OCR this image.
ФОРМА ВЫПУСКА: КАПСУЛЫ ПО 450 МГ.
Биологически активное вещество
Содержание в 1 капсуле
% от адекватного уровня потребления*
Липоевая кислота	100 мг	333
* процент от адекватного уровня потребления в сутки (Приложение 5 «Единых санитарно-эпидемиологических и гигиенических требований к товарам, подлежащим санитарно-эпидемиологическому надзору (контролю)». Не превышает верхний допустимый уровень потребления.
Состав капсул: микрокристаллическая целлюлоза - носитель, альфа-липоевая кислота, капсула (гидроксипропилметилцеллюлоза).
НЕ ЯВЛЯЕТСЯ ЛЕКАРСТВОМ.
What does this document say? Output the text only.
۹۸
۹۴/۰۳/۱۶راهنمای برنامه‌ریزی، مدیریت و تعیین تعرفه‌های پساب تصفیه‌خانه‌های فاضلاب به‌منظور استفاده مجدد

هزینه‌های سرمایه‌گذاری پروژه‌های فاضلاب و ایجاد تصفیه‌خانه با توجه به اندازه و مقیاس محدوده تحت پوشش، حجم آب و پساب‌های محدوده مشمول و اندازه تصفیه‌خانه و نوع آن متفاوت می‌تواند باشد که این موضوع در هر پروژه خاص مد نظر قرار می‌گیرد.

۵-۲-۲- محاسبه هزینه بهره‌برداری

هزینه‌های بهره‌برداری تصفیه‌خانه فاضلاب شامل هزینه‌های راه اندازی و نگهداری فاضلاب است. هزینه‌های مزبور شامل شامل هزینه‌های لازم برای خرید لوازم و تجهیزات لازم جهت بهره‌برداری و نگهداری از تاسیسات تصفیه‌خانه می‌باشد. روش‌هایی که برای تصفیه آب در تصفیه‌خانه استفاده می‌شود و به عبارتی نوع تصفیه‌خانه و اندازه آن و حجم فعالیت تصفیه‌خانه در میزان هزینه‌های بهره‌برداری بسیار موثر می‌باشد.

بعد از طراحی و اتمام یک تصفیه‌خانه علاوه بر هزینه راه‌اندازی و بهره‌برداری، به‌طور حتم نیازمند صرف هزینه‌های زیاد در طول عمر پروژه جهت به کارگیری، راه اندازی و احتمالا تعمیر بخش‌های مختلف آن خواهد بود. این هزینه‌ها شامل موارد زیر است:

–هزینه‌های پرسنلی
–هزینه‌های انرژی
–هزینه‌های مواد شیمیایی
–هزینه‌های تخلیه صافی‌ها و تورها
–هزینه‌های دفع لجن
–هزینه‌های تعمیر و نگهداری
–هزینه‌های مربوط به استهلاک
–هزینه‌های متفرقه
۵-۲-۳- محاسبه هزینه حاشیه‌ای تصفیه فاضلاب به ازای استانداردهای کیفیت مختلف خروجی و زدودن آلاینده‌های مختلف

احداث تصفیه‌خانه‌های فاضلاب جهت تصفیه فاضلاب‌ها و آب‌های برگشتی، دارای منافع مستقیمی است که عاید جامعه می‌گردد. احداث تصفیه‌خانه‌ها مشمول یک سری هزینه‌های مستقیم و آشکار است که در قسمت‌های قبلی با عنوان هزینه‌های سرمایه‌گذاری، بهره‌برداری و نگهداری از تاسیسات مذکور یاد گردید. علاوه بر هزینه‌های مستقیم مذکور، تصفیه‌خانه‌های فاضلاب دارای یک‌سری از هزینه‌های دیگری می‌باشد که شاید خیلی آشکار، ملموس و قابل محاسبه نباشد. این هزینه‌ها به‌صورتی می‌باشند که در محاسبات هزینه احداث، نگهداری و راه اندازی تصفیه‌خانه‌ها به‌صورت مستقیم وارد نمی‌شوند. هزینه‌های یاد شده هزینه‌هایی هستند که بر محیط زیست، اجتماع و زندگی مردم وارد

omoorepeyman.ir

+-------+

§ **Exercise description**:
Gather each line in the data that holds the string "مختلف".

§ **Solution for this task**:
بعد از طراحی و اتمام یک تصفیه‌خانه علاوه بر هزینه راه‌اندازی و بهره‌برداری، به‌طور حتم نیازمند صرف هزینه‌های زیاد در طول عمر پروژه جهت به کارگیری، راه اندازی و احتمالا تعمیر بخش‌های مختلف آن خواهد بود. این هزینه‌ها شامل موارد زیر است:
۵-۲-۳- محاسبه هزینه حاشیه‌ای تصفیه فاضلاب به ازای استانداردهای کیفیت مختلف خروجی و زدودن آلاینده‌های مختلف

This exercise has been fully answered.